— Start of Input rows —

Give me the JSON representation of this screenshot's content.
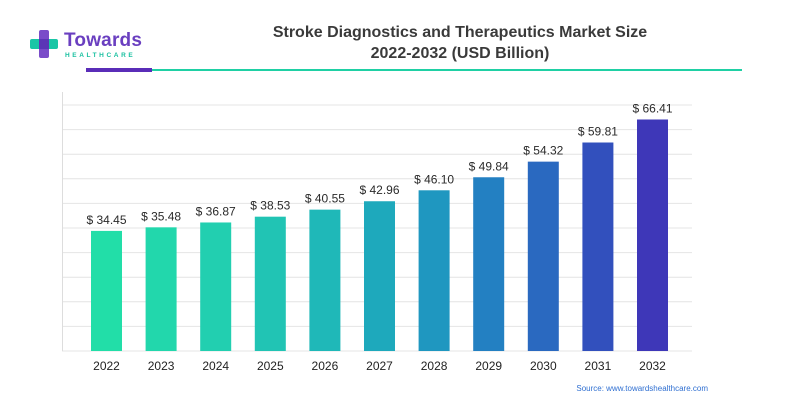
{
  "brand": {
    "name": "Towards",
    "tagline": "HEALTHCARE",
    "colors": {
      "purple": "#6a3fc0",
      "teal": "#19c0a0",
      "blue": "#2f6fd1"
    }
  },
  "header": {
    "title_line1": "Stroke Diagnostics and Therapeutics Market Size",
    "title_line2": "2022-2032 (USD Billion)"
  },
  "source_text": "Source: www.towardshealthcare.com",
  "chart_data": {
    "type": "bar",
    "title": "Stroke Diagnostics and Therapeutics Market Size 2022-2032 (USD Billion)",
    "xlabel": "",
    "ylabel": "",
    "categories": [
      "2022",
      "2023",
      "2024",
      "2025",
      "2026",
      "2027",
      "2028",
      "2029",
      "2030",
      "2031",
      "2032"
    ],
    "values": [
      34.45,
      35.48,
      36.87,
      38.53,
      40.55,
      42.96,
      46.1,
      49.84,
      54.32,
      59.81,
      66.41
    ],
    "value_labels": [
      "$ 34.45",
      "$ 35.48",
      "$ 36.87",
      "$ 38.53",
      "$ 40.55",
      "$ 42.96",
      "$ 46.10",
      "$ 49.84",
      "$ 54.32",
      "$ 59.81",
      "$ 66.41"
    ],
    "ylim": [
      0,
      70
    ],
    "grid": true,
    "legend": "none",
    "bar_colors": [
      "#22dea8",
      "#22d7ac",
      "#22cfb0",
      "#21c4b4",
      "#1fb8b8",
      "#1ea9bc",
      "#1f97c0",
      "#2380c2",
      "#2a69c0",
      "#3250bd",
      "#3e37b8"
    ]
  }
}
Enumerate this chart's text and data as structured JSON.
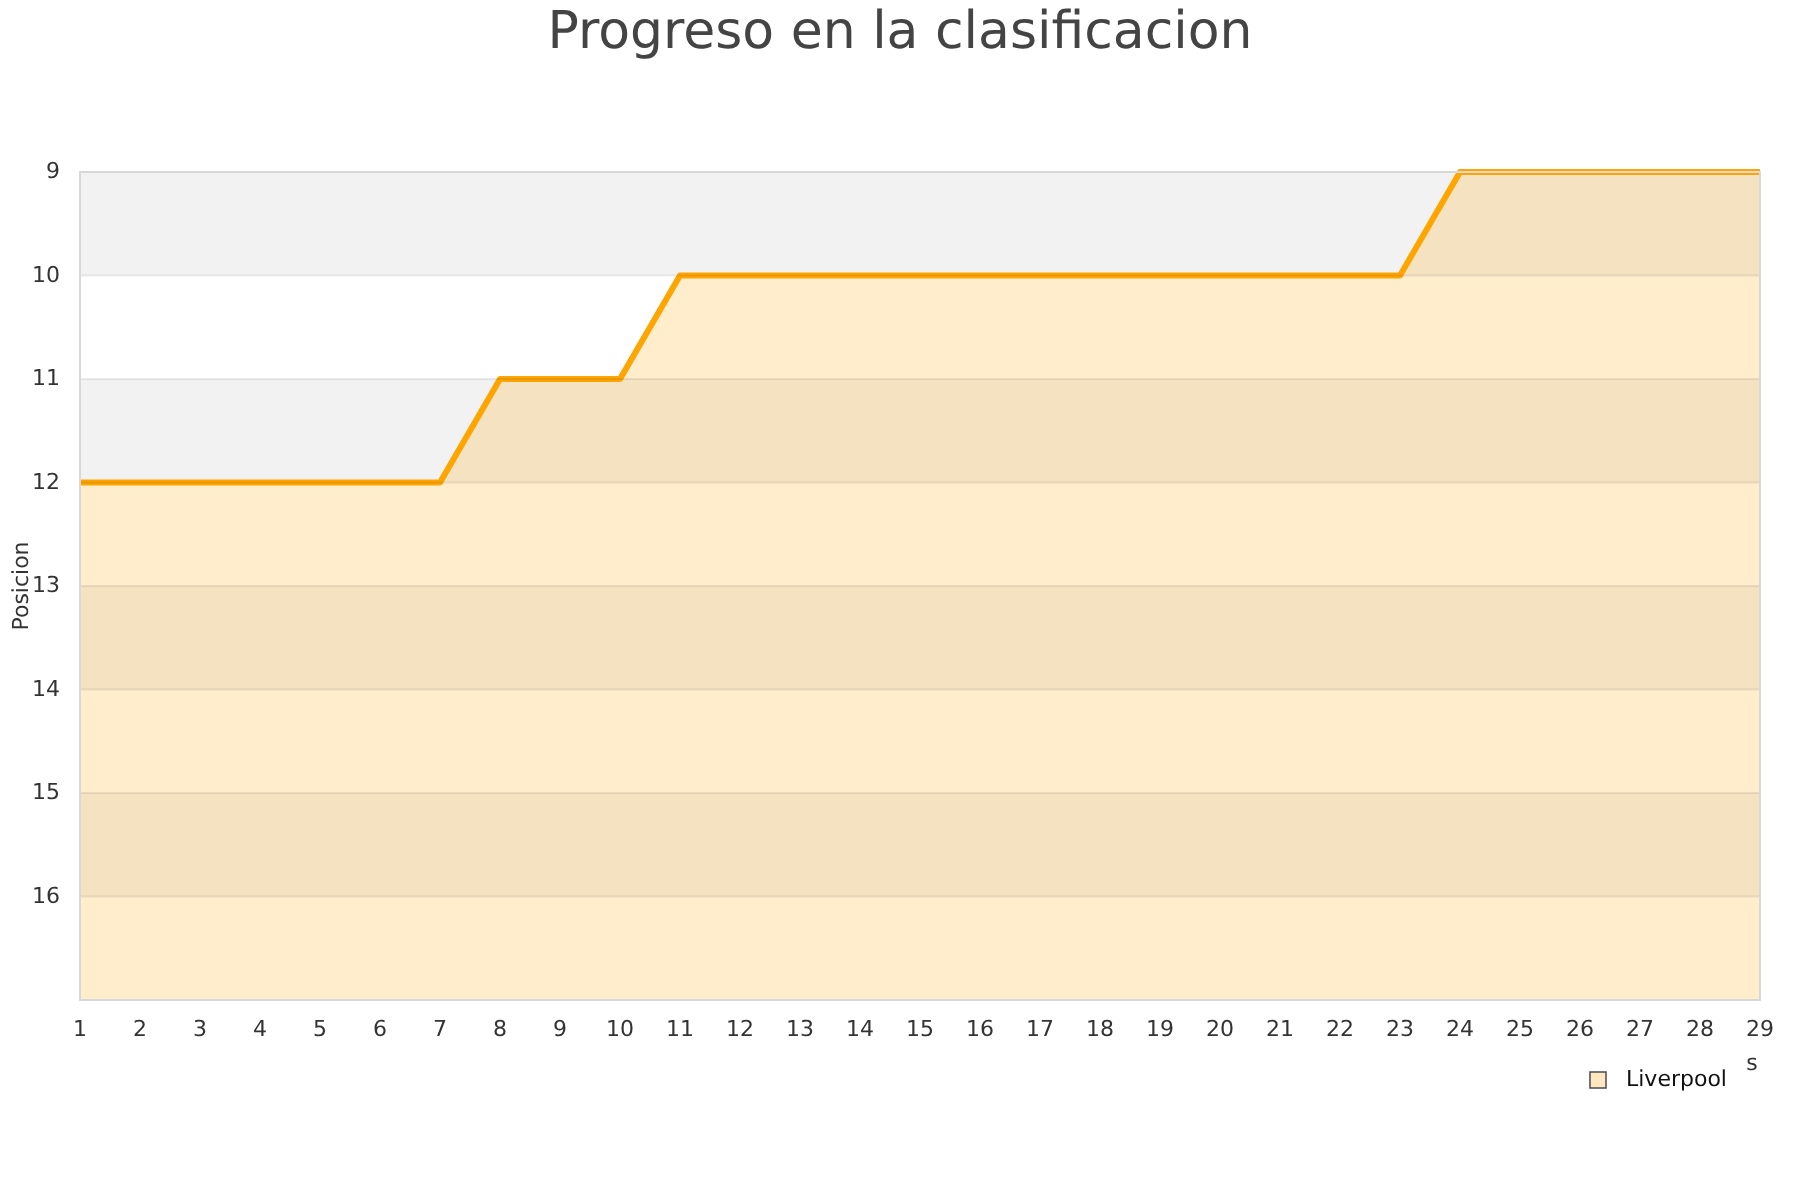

— End of Input rows —

> [Request] Reproduce the entries exactly. Do not carry over any picture.

> [The response]
Give me the JSON representation of this screenshot's content.
{
  "brand": {
    "name": "Towards",
    "tagline": "HEALTHCARE",
    "colors": {
      "purple": "#6a3fc0",
      "teal": "#19c0a0",
      "blue": "#2f6fd1"
    }
  },
  "header": {
    "title_line1": "Stroke Diagnostics and Therapeutics Market Size",
    "title_line2": "2022-2032 (USD Billion)"
  },
  "source_text": "Source: www.towardshealthcare.com",
  "chart_data": {
    "type": "bar",
    "title": "Stroke Diagnostics and Therapeutics Market Size 2022-2032 (USD Billion)",
    "xlabel": "",
    "ylabel": "",
    "categories": [
      "2022",
      "2023",
      "2024",
      "2025",
      "2026",
      "2027",
      "2028",
      "2029",
      "2030",
      "2031",
      "2032"
    ],
    "values": [
      34.45,
      35.48,
      36.87,
      38.53,
      40.55,
      42.96,
      46.1,
      49.84,
      54.32,
      59.81,
      66.41
    ],
    "value_labels": [
      "$ 34.45",
      "$ 35.48",
      "$ 36.87",
      "$ 38.53",
      "$ 40.55",
      "$ 42.96",
      "$ 46.10",
      "$ 49.84",
      "$ 54.32",
      "$ 59.81",
      "$ 66.41"
    ],
    "ylim": [
      0,
      70
    ],
    "grid": true,
    "legend": "none",
    "bar_colors": [
      "#22dea8",
      "#22d7ac",
      "#22cfb0",
      "#21c4b4",
      "#1fb8b8",
      "#1ea9bc",
      "#1f97c0",
      "#2380c2",
      "#2a69c0",
      "#3250bd",
      "#3e37b8"
    ]
  }
}
Enumerate this chart's text and data as structured JSON.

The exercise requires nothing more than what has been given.